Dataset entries
* * * *

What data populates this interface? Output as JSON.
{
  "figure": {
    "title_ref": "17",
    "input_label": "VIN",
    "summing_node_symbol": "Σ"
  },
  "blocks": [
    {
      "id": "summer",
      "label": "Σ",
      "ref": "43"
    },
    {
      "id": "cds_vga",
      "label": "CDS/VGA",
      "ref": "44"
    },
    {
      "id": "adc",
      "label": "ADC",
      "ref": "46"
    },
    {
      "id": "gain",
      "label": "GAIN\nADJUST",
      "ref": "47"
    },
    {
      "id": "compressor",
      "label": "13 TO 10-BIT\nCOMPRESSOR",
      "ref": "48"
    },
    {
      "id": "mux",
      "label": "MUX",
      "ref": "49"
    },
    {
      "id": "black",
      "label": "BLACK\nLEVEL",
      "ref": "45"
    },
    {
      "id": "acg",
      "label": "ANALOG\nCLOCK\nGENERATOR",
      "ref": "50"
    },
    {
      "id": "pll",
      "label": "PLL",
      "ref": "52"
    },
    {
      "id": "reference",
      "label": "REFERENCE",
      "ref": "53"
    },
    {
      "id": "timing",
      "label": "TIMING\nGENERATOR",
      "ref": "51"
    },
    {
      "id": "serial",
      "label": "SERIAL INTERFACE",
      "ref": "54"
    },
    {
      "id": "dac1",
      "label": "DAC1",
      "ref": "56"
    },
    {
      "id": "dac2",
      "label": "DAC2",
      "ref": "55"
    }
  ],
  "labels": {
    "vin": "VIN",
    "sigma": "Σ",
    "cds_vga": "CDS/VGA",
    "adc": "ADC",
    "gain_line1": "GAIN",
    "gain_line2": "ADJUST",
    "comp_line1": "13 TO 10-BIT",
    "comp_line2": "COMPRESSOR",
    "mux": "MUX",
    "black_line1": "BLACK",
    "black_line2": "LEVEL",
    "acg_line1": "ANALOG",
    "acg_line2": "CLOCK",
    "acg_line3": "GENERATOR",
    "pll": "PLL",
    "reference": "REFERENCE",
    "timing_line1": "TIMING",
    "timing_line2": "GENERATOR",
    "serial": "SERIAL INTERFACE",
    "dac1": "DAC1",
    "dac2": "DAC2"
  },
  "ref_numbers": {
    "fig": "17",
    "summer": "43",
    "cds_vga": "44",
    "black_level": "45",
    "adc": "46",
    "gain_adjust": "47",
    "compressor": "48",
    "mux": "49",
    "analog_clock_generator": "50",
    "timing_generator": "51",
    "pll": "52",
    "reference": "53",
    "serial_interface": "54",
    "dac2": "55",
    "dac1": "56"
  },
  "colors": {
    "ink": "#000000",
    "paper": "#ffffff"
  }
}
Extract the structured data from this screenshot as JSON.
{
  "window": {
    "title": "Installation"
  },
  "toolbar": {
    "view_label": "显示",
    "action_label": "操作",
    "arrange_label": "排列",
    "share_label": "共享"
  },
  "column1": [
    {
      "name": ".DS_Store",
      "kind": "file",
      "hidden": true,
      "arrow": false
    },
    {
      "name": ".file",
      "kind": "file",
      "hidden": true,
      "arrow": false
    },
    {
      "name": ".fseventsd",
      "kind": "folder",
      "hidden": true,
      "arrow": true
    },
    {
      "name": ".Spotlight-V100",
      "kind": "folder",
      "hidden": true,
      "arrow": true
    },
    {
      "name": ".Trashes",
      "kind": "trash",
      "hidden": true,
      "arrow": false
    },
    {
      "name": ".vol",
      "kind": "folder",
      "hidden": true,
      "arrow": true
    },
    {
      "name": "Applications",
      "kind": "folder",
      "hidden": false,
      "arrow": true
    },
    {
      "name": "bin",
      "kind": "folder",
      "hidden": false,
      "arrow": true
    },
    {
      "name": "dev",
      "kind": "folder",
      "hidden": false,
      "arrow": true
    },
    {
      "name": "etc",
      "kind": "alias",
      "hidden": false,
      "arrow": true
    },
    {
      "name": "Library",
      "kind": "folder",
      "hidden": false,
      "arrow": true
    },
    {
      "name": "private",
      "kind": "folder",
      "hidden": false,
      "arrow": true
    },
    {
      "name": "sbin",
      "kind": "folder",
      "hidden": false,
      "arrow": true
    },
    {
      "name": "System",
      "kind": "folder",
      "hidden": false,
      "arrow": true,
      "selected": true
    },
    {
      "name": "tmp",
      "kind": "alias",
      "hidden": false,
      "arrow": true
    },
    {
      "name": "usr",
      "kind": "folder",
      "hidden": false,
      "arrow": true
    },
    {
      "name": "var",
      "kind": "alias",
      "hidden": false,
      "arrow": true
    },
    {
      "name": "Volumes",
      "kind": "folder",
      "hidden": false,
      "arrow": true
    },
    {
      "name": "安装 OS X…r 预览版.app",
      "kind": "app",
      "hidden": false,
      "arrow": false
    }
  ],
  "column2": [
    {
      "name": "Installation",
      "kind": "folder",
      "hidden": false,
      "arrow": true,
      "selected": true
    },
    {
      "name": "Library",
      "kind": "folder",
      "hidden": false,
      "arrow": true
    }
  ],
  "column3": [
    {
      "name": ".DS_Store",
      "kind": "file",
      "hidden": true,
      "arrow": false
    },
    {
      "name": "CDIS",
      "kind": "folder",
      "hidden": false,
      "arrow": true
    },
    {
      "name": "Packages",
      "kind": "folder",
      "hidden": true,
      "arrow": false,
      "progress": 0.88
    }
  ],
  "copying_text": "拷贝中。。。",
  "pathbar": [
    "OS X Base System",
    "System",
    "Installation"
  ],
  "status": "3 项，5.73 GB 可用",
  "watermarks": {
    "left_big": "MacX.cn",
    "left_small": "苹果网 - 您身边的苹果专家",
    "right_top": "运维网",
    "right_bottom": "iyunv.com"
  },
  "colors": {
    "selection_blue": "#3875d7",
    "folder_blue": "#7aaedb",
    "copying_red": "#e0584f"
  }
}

* * * *

*Your objective*
Reproduce the entire listing word for word.

*Answer for this exercise*
What data populates this interface? Output as JSON.
{
  "figure": {
    "title_ref": "17",
    "input_label": "VIN",
    "summing_node_symbol": "Σ"
  },
  "blocks": [
    {
      "id": "summer",
      "label": "Σ",
      "ref": "43"
    },
    {
      "id": "cds_vga",
      "label": "CDS/VGA",
      "ref": "44"
    },
    {
      "id": "adc",
      "label": "ADC",
      "ref": "46"
    },
    {
      "id": "gain",
      "label": "GAIN\nADJUST",
      "ref": "47"
    },
    {
      "id": "compressor",
      "label": "13 TO 10-BIT\nCOMPRESSOR",
      "ref": "48"
    },
    {
      "id": "mux",
      "label": "MUX",
      "ref": "49"
    },
    {
      "id": "black",
      "label": "BLACK\nLEVEL",
      "ref": "45"
    },
    {
      "id": "acg",
      "label": "ANALOG\nCLOCK\nGENERATOR",
      "ref": "50"
    },
    {
      "id": "pll",
      "label": "PLL",
      "ref": "52"
    },
    {
      "id": "reference",
      "label": "REFERENCE",
      "ref": "53"
    },
    {
      "id": "timing",
      "label": "TIMING\nGENERATOR",
      "ref": "51"
    },
    {
      "id": "serial",
      "label": "SERIAL INTERFACE",
      "ref": "54"
    },
    {
      "id": "dac1",
      "label": "DAC1",
      "ref": "56"
    },
    {
      "id": "dac2",
      "label": "DAC2",
      "ref": "55"
    }
  ],
  "labels": {
    "vin": "VIN",
    "sigma": "Σ",
    "cds_vga": "CDS/VGA",
    "adc": "ADC",
    "gain_line1": "GAIN",
    "gain_line2": "ADJUST",
    "comp_line1": "13 TO 10-BIT",
    "comp_line2": "COMPRESSOR",
    "mux": "MUX",
    "black_line1": "BLACK",
    "black_line2": "LEVEL",
    "acg_line1": "ANALOG",
    "acg_line2": "CLOCK",
    "acg_line3": "GENERATOR",
    "pll": "PLL",
    "reference": "REFERENCE",
    "timing_line1": "TIMING",
    "timing_line2": "GENERATOR",
    "serial": "SERIAL INTERFACE",
    "dac1": "DAC1",
    "dac2": "DAC2"
  },
  "ref_numbers": {
    "fig": "17",
    "summer": "43",
    "cds_vga": "44",
    "black_level": "45",
    "adc": "46",
    "gain_adjust": "47",
    "compressor": "48",
    "mux": "49",
    "analog_clock_generator": "50",
    "timing_generator": "51",
    "pll": "52",
    "reference": "53",
    "serial_interface": "54",
    "dac2": "55",
    "dac1": "56"
  },
  "colors": {
    "ink": "#000000",
    "paper": "#ffffff"
  }
}
Extract the structured data from this screenshot as JSON.
{
  "window": {
    "title": "Installation"
  },
  "toolbar": {
    "view_label": "显示",
    "action_label": "操作",
    "arrange_label": "排列",
    "share_label": "共享"
  },
  "column1": [
    {
      "name": ".DS_Store",
      "kind": "file",
      "hidden": true,
      "arrow": false
    },
    {
      "name": ".file",
      "kind": "file",
      "hidden": true,
      "arrow": false
    },
    {
      "name": ".fseventsd",
      "kind": "folder",
      "hidden": true,
      "arrow": true
    },
    {
      "name": ".Spotlight-V100",
      "kind": "folder",
      "hidden": true,
      "arrow": true
    },
    {
      "name": ".Trashes",
      "kind": "trash",
      "hidden": true,
      "arrow": false
    },
    {
      "name": ".vol",
      "kind": "folder",
      "hidden": true,
      "arrow": true
    },
    {
      "name": "Applications",
      "kind": "folder",
      "hidden": false,
      "arrow": true
    },
    {
      "name": "bin",
      "kind": "folder",
      "hidden": false,
      "arrow": true
    },
    {
      "name": "dev",
      "kind": "folder",
      "hidden": false,
      "arrow": true
    },
    {
      "name": "etc",
      "kind": "alias",
      "hidden": false,
      "arrow": true
    },
    {
      "name": "Library",
      "kind": "folder",
      "hidden": false,
      "arrow": true
    },
    {
      "name": "private",
      "kind": "folder",
      "hidden": false,
      "arrow": true
    },
    {
      "name": "sbin",
      "kind": "folder",
      "hidden": false,
      "arrow": true
    },
    {
      "name": "System",
      "kind": "folder",
      "hidden": false,
      "arrow": true,
      "selected": true
    },
    {
      "name": "tmp",
      "kind": "alias",
      "hidden": false,
      "arrow": true
    },
    {
      "name": "usr",
      "kind": "folder",
      "hidden": false,
      "arrow": true
    },
    {
      "name": "var",
      "kind": "alias",
      "hidden": false,
      "arrow": true
    },
    {
      "name": "Volumes",
      "kind": "folder",
      "hidden": false,
      "arrow": true
    },
    {
      "name": "安装 OS X…r 预览版.app",
      "kind": "app",
      "hidden": false,
      "arrow": false
    }
  ],
  "column2": [
    {
      "name": "Installation",
      "kind": "folder",
      "hidden": false,
      "arrow": true,
      "selected": true
    },
    {
      "name": "Library",
      "kind": "folder",
      "hidden": false,
      "arrow": true
    }
  ],
  "column3": [
    {
      "name": ".DS_Store",
      "kind": "file",
      "hidden": true,
      "arrow": false
    },
    {
      "name": "CDIS",
      "kind": "folder",
      "hidden": false,
      "arrow": true
    },
    {
      "name": "Packages",
      "kind": "folder",
      "hidden": true,
      "arrow": false,
      "progress": 0.88
    }
  ],
  "copying_text": "拷贝中。。。",
  "pathbar": [
    "OS X Base System",
    "System",
    "Installation"
  ],
  "status": "3 项，5.73 GB 可用",
  "watermarks": {
    "left_big": "MacX.cn",
    "left_small": "苹果网 - 您身边的苹果专家",
    "right_top": "运维网",
    "right_bottom": "iyunv.com"
  },
  "colors": {
    "selection_blue": "#3875d7",
    "folder_blue": "#7aaedb",
    "copying_red": "#e0584f"
  }
}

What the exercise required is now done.